Task description: Report every line in the listing that contains the string "eins".

— BEGIN Given information —

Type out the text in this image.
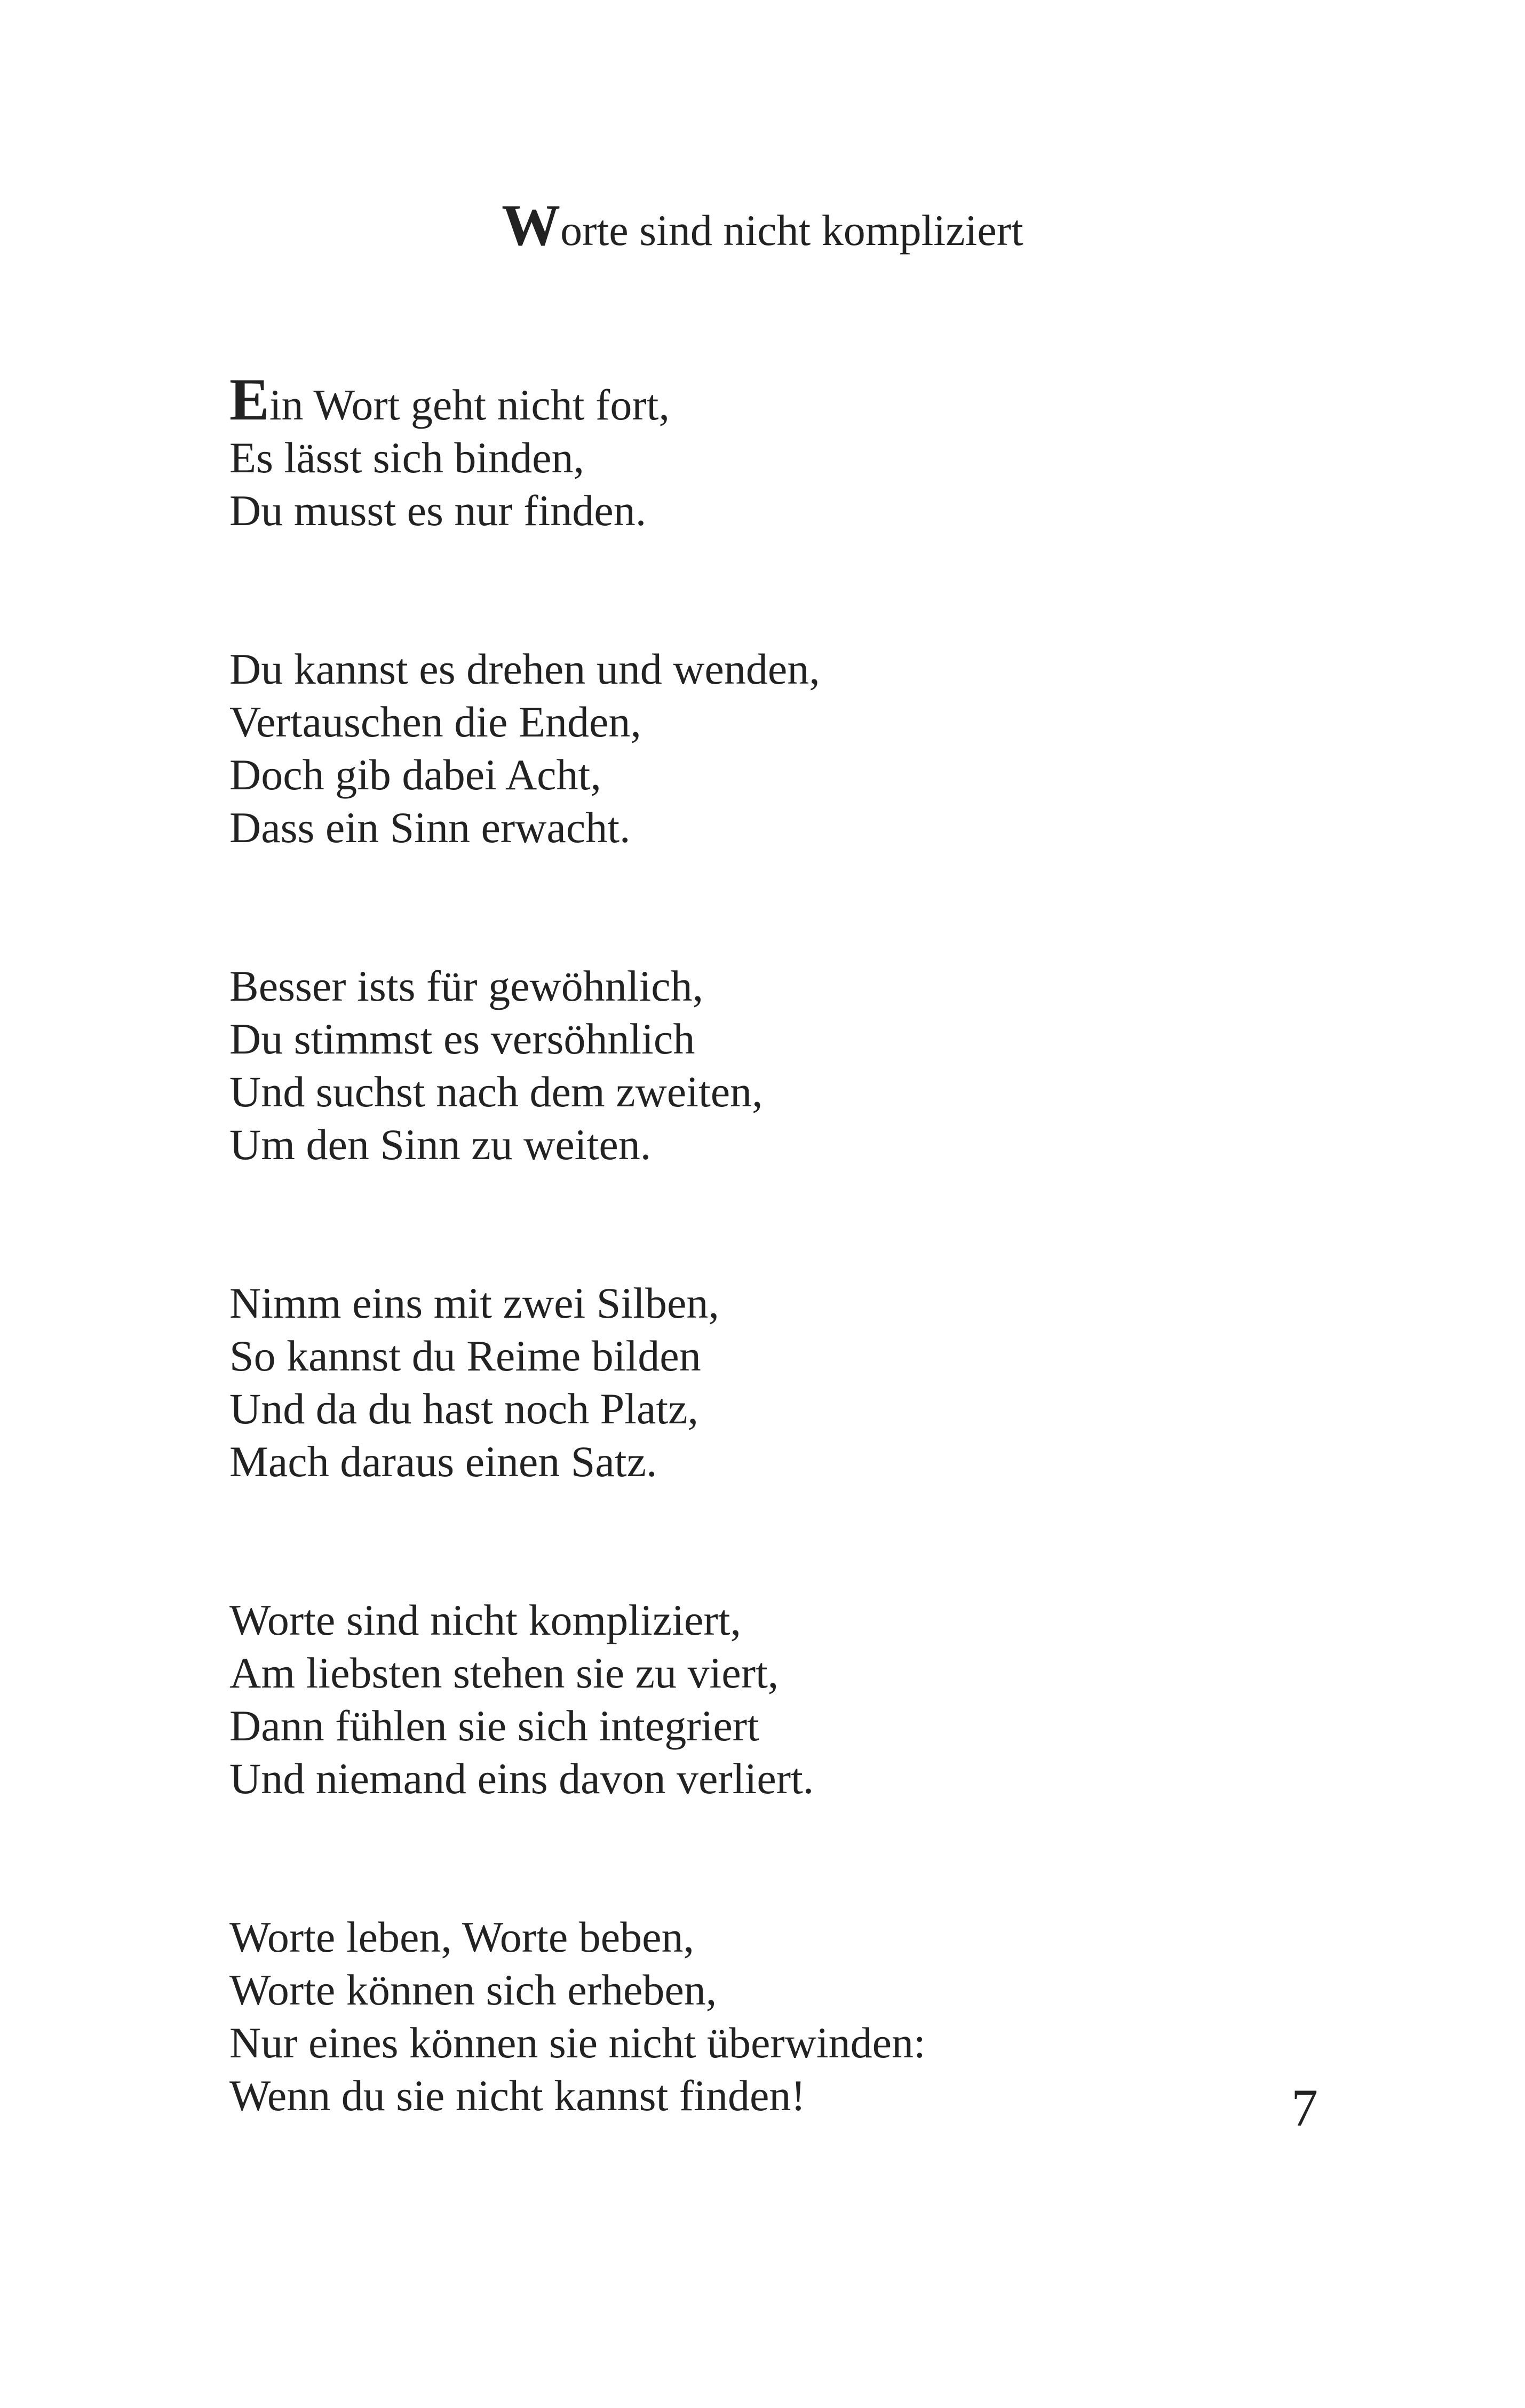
Worte sind nicht kompliziert
Ein Wort geht nicht fort,
Es lässt sich binden,
Du musst es nur finden.
Du kannst es drehen und wenden,
Vertauschen die Enden,
Doch gib dabei Acht,
Dass ein Sinn erwacht.
Besser ists für gewöhnlich,
Du stimmst es versöhnlich
Und suchst nach dem zweiten,
Um den Sinn zu weiten.
Nimm eins mit zwei Silben,
So kannst du Reime bilden
Und da du hast noch Platz,
Mach daraus einen Satz.
Worte sind nicht kompliziert,
Am liebsten stehen sie zu viert,
Dann fühlen sie sich integriert
Und niemand eins davon verliert.
Worte leben, Worte beben,
Worte können sich erheben,
Nur eines können sie nicht überwinden:
Wenn du sie nicht kannst finden!	7
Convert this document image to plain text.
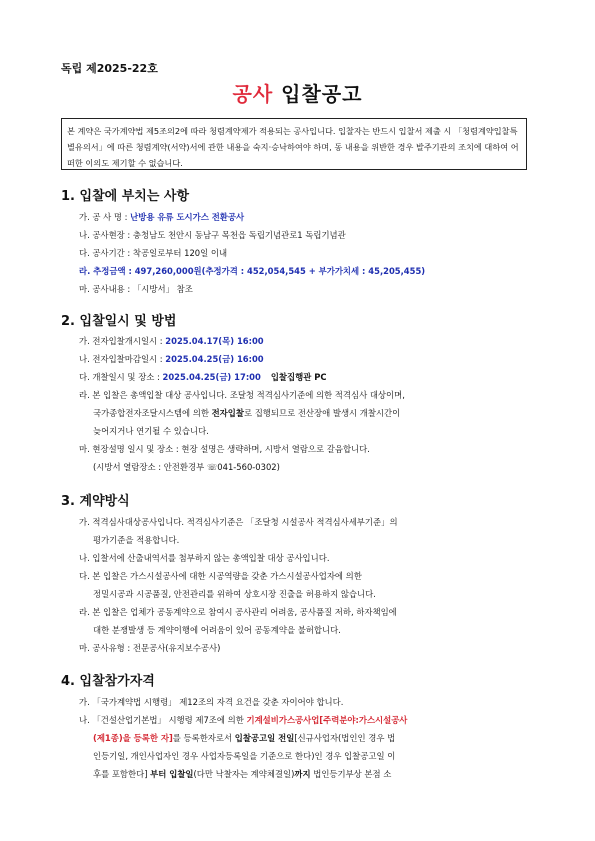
독립 제2025-22호
공사 입찰공고
본 계약은 국가계약법 제5조의2에 따라 청렴계약제가 적용되는 공사입니다. 입찰자는 반드시 입찰서 제출 시 「청렴계약입찰특별유의서」에 따른 청렴계약(서약)서에 관한 내용을 숙지·승낙하여야 하며, 동 내용을 위반한 경우 발주기관의 조치에 대하여 어떠한 이의도 제기할 수 없습니다.
1. 입찰에 부치는 사항
가. 공 사 명 : 난방용 유류 도시가스 전환공사
나. 공사현장 : 충청남도 천안시 동남구 목천읍 독립기념관로1 독립기념관
다. 공사기간 : 착공일로부터 120일 이내
라. 추정금액 : 497,260,000원(추정가격 : 452,054,545 + 부가가치세 : 45,205,455)
마. 공사내용 : 「시방서」 참조
2. 입찰일시 및 방법
가. 전자입찰개시일시 : 2025.04.17(목) 16:00
나. 전자입찰마감일시 : 2025.04.25(금) 16:00
다. 개찰일시 및 장소 : 2025.04.25(금) 17:00 입찰집행관 PC
라. 본 입찰은 총액입찰 대상 공사입니다. 조달청 적격심사기준에 의한 적격심사 대상이며,
국가종합전자조달시스템에 의한 전자입찰로 집행되므로 전산장애 발생시 개찰시간이
늦어지거나 연기될 수 있습니다.
마. 현장설명 일시 및 장소 : 현장 설명은 생략하며, 시방서 열람으로 갈음합니다.
(시방서 열람장소 : 안전환경부 ☏041-560-0302)
3. 계약방식
가. 적격심사대상공사입니다. 적격심사기준은 「조달청 시설공사 적격심사세부기준」의
평가기준을 적용합니다.
나. 입찰서에 산출내역서를 첨부하지 않는 총액입찰 대상 공사입니다.
다. 본 입찰은 가스시설공사에 대한 시공역량을 갖춘 가스시설공사업자에 의한
정밀시공과 시공품질, 안전관리를 위하여 상호시장 진출을 허용하지 않습니다.
라. 본 입찰은 업체가 공동계약으로 참여시 공사관리 어려움, 공사품질 저하, 하자책임에
대한 분쟁발생 등 계약이행에 어려움이 있어 공동계약을 불허합니다.
마. 공사유형 : 전문공사(유지보수공사)
4. 입찰참가자격
가. 「국가계약법 시행령」 제12조의 자격 요건을 갖춘 자이어야 합니다.
나. 「건설산업기본법」 시행령 제7조에 의한 기계설비가스공사업[주력분야:가스시설공사
(제1종)을 등록한 자]를 등록한자로서 입찰공고일 전일[신규사업자(법인인 경우 법
인등기일, 개인사업자인 경우 사업자등록일을 기준으로 한다)인 경우 입찰공고일 이
후를 포함한다] 부터 입찰일(다만 낙찰자는 계약체결일)까지 법인등기부상 본점 소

— END Given information —

Output:
Nimm eins mit zwei Silben,
Und niemand eins davon verliert.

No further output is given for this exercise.